- AIM OF THE TASK:
Without the pictures, give the entries below again exactly as written.

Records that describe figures
----

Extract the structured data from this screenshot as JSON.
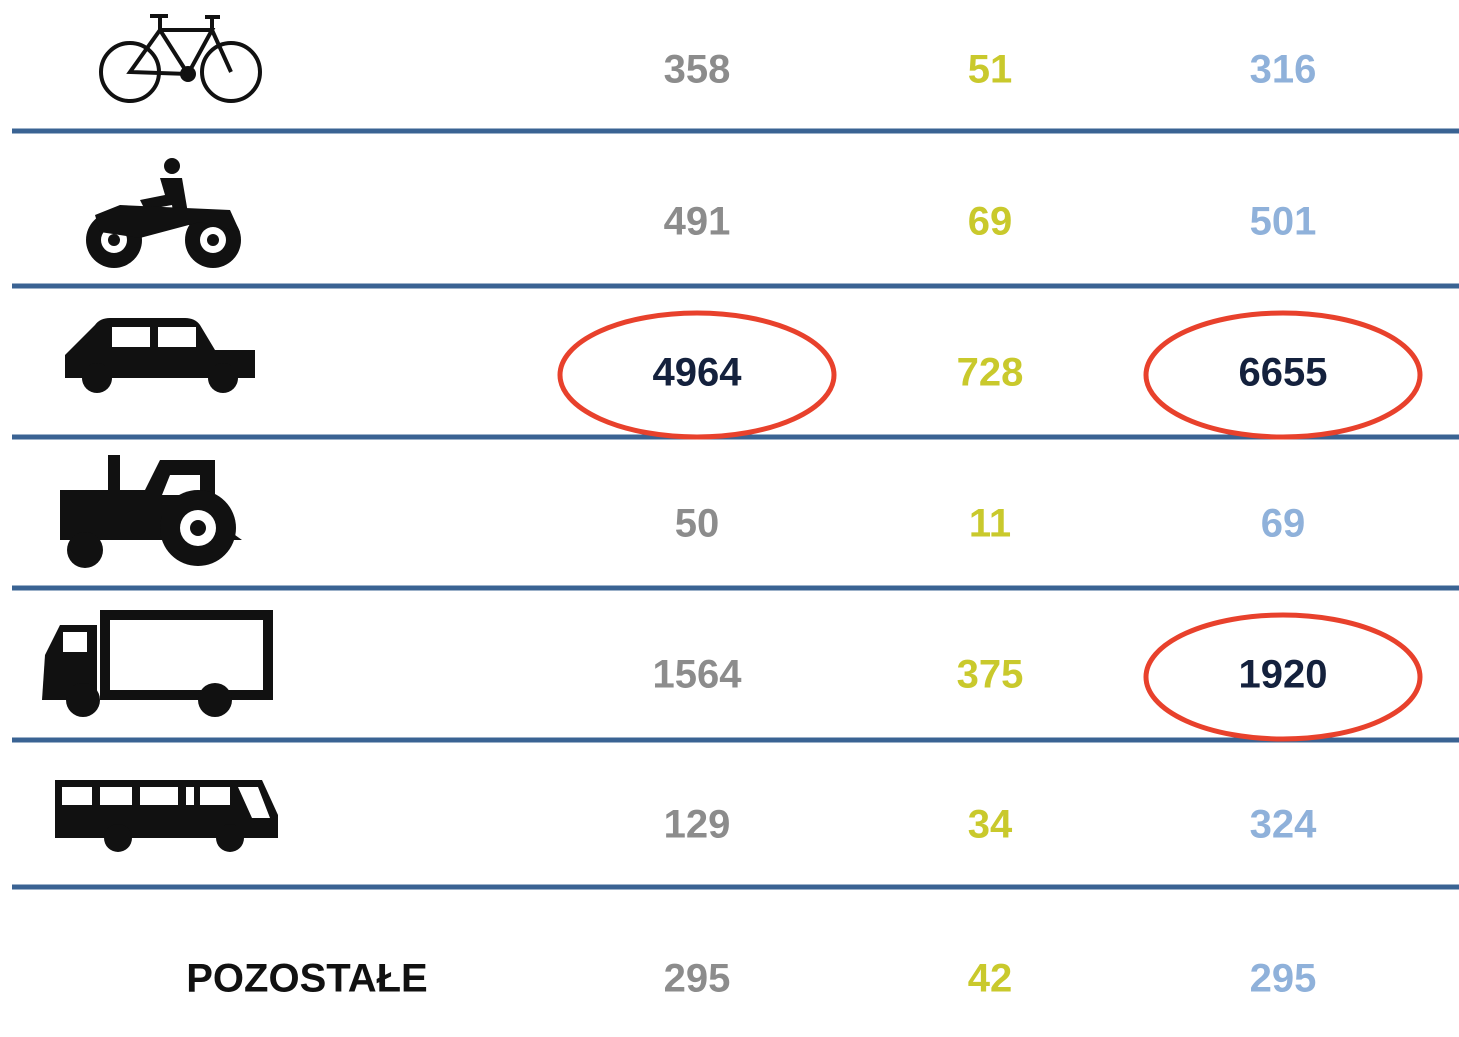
{
  "table": {
    "rows": [
      {
        "values": [
          358,
          51,
          316
        ]
      },
      {
        "values": [
          491,
          69,
          501
        ]
      },
      {
        "values": [
          4964,
          728,
          6655
        ],
        "circled": [
          0,
          2
        ]
      },
      {
        "values": [
          50,
          11,
          69
        ]
      },
      {
        "values": [
          1564,
          375,
          1920
        ],
        "circled": [
          2
        ]
      },
      {
        "values": [
          129,
          34,
          324
        ]
      },
      {
        "label": "POZOSTAŁE",
        "values": [
          295,
          42,
          295
        ]
      }
    ],
    "column_colors": [
      "#8c8c8c",
      "#c9c92c",
      "#8fb1da"
    ],
    "circle_color": "#e8412c",
    "circled_text_color": "#14213d",
    "rule_color": "#3a6393"
  }
}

----

- THE ANSWER:
Extract the structured data from this screenshot as JSON.
{
  "table": {
    "rows": [
      {
        "values": [
          358,
          51,
          316
        ]
      },
      {
        "values": [
          491,
          69,
          501
        ]
      },
      {
        "values": [
          4964,
          728,
          6655
        ],
        "circled": [
          0,
          2
        ]
      },
      {
        "values": [
          50,
          11,
          69
        ]
      },
      {
        "values": [
          1564,
          375,
          1920
        ],
        "circled": [
          2
        ]
      },
      {
        "values": [
          129,
          34,
          324
        ]
      },
      {
        "label": "POZOSTAŁE",
        "values": [
          295,
          42,
          295
        ]
      }
    ],
    "column_colors": [
      "#8c8c8c",
      "#c9c92c",
      "#8fb1da"
    ],
    "circle_color": "#e8412c",
    "circled_text_color": "#14213d",
    "rule_color": "#3a6393"
  }
}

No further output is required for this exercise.